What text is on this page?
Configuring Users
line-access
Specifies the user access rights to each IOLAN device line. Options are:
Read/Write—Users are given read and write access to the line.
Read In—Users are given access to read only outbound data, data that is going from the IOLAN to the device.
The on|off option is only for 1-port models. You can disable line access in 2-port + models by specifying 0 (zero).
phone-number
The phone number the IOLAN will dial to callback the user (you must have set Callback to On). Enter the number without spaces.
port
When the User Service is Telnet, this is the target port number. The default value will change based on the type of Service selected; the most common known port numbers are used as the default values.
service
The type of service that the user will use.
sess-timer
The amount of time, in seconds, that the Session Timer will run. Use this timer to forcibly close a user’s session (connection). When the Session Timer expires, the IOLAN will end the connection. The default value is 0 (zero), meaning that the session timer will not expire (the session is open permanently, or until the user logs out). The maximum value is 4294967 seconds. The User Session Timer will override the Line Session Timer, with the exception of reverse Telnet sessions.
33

________________

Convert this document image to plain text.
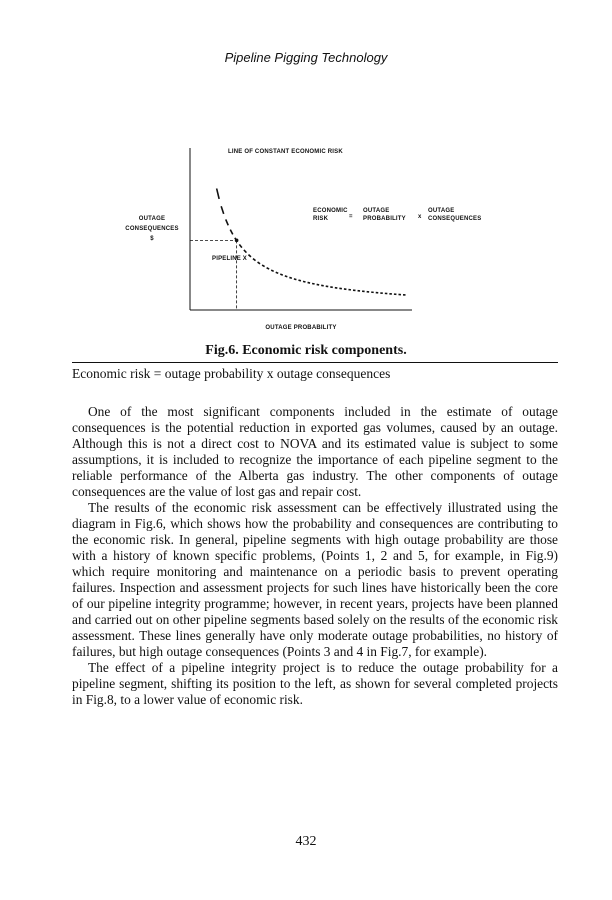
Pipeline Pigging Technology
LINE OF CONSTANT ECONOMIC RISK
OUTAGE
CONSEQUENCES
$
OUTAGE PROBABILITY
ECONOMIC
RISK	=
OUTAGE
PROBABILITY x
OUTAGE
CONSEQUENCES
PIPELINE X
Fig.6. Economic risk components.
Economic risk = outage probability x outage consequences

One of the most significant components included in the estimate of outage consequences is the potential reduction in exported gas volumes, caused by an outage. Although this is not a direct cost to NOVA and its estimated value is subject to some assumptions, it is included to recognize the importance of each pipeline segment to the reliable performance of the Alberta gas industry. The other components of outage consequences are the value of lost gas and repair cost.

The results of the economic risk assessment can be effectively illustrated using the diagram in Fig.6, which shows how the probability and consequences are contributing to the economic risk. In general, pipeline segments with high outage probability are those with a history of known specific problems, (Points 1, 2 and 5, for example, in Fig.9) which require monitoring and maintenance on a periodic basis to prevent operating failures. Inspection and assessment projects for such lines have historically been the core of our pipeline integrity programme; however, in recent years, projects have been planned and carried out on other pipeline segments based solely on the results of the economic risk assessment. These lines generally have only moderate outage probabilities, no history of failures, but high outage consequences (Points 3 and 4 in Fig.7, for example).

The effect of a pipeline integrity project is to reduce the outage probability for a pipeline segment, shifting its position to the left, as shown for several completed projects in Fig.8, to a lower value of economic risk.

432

________________

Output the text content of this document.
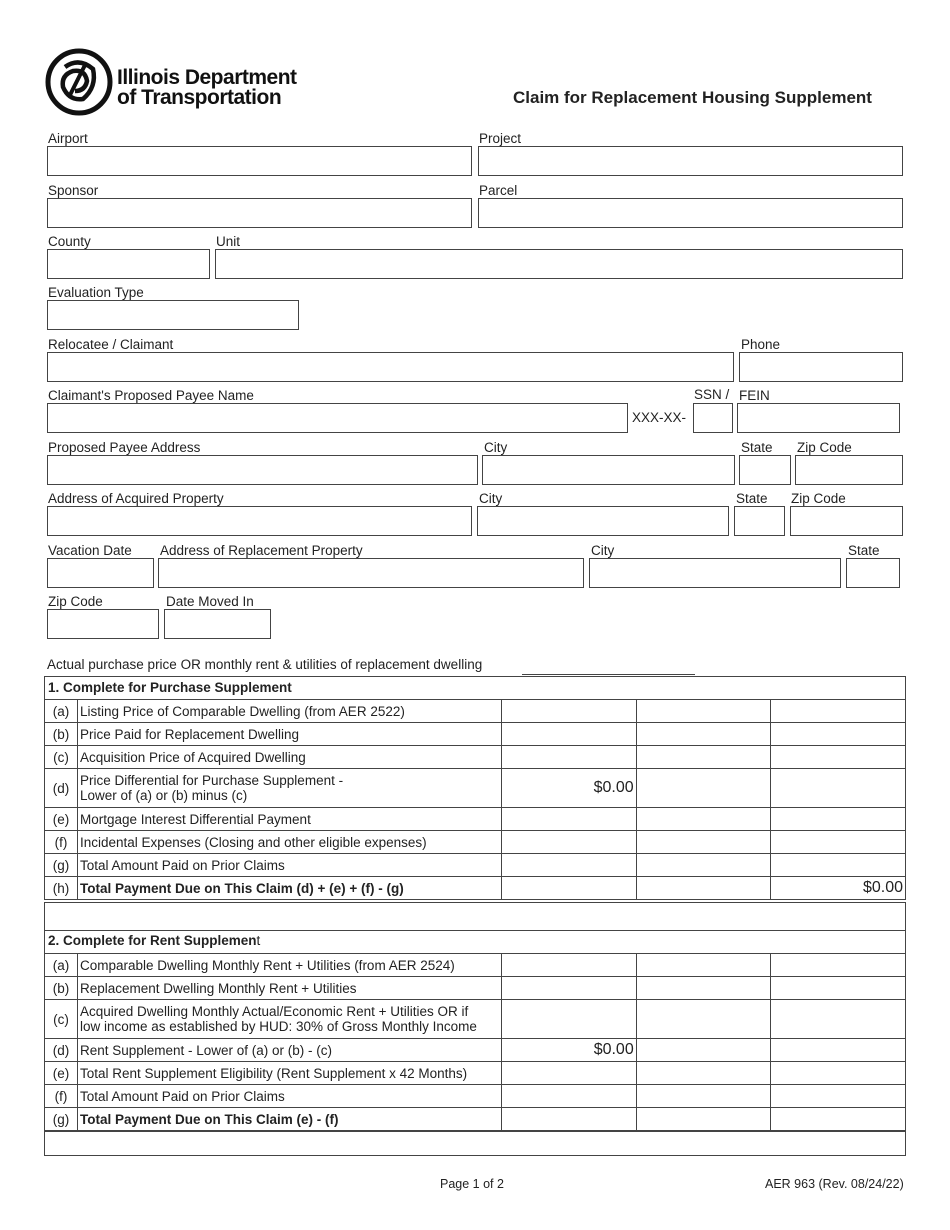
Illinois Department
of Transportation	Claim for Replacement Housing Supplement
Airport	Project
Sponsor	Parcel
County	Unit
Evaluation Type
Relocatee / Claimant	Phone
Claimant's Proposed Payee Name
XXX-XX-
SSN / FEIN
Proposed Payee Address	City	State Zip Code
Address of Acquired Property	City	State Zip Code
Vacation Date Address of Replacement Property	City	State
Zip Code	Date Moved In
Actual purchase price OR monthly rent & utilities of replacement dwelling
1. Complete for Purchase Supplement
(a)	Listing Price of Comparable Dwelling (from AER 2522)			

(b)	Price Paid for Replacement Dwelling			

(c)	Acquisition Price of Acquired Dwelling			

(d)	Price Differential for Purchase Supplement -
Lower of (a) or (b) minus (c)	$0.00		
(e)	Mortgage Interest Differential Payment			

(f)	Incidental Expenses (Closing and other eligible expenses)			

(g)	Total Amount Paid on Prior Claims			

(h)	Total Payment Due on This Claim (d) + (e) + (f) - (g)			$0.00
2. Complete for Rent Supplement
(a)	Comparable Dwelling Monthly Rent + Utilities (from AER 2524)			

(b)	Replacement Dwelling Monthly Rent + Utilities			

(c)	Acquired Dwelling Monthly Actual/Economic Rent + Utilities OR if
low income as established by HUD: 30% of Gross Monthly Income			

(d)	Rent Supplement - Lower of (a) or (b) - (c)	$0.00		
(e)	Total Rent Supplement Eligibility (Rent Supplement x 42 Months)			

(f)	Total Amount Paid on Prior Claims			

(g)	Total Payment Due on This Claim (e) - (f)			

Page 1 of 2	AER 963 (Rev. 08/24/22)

________________

### TASK BRIEF
Your answer should be one number: how many lines of the listing include the word "Acquired".

### ANSWER BELOW
3